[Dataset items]
# # # # #

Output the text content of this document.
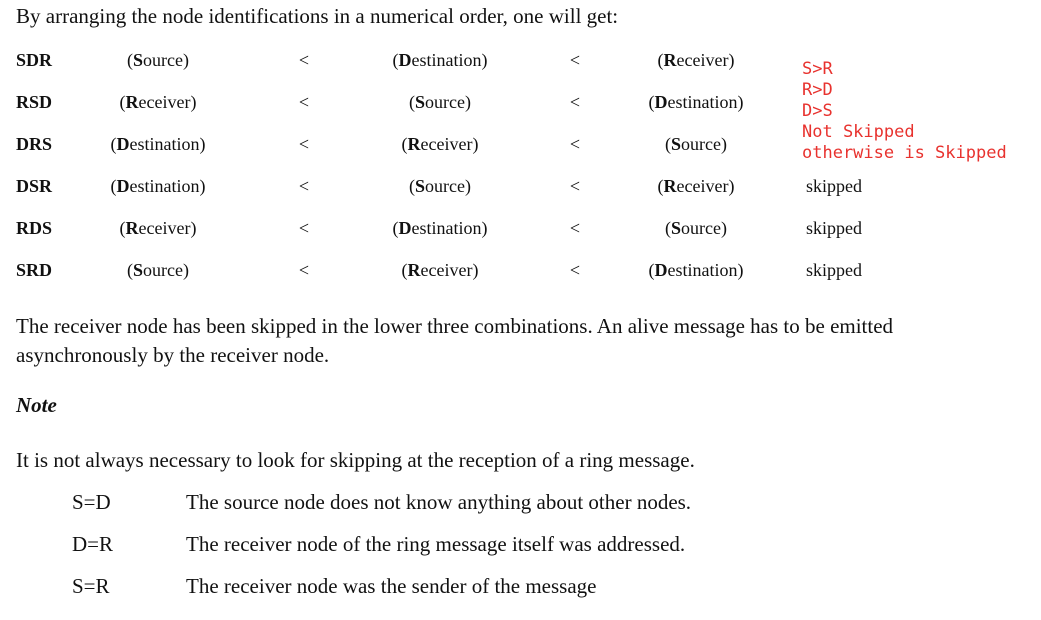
By arranging the node identifications in a numerical order, one will get:
SDR	(Source)	<	(Destination)	<	(Receiver)
RSD	(Receiver)	<	(Source)	<	(Destination)
DRS	(Destination)	<	(Receiver)	<	(Source)
DSR	(Destination)	<	(Source)	<	(Receiver)	skipped
RDS	(Receiver)	<	(Destination)	<	(Source)	skipped
SRD	(Source)	<	(Receiver)	<	(Destination)	skipped
S>R
R>D
D>S
Not Skipped
otherwise is Skipped
The receiver node has been skipped in the lower three combinations. An alive message has to be emitted asynchronously by the receiver node.
Note
It is not always necessary to look for skipping at the reception of a ring message.
S=D	The source node does not know anything about other nodes.
D=R	The receiver node of the ring message itself was addressed.
S=R	The receiver node was the sender of the message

# # # # #

Goal of the exercise ▸ Isolate each line of the listing above that includes "ring". Copy it.

Task result ▸
It is not always necessary to look for skipping at the reception of a ring message.
D=R	The receiver node of the ring message itself was addressed.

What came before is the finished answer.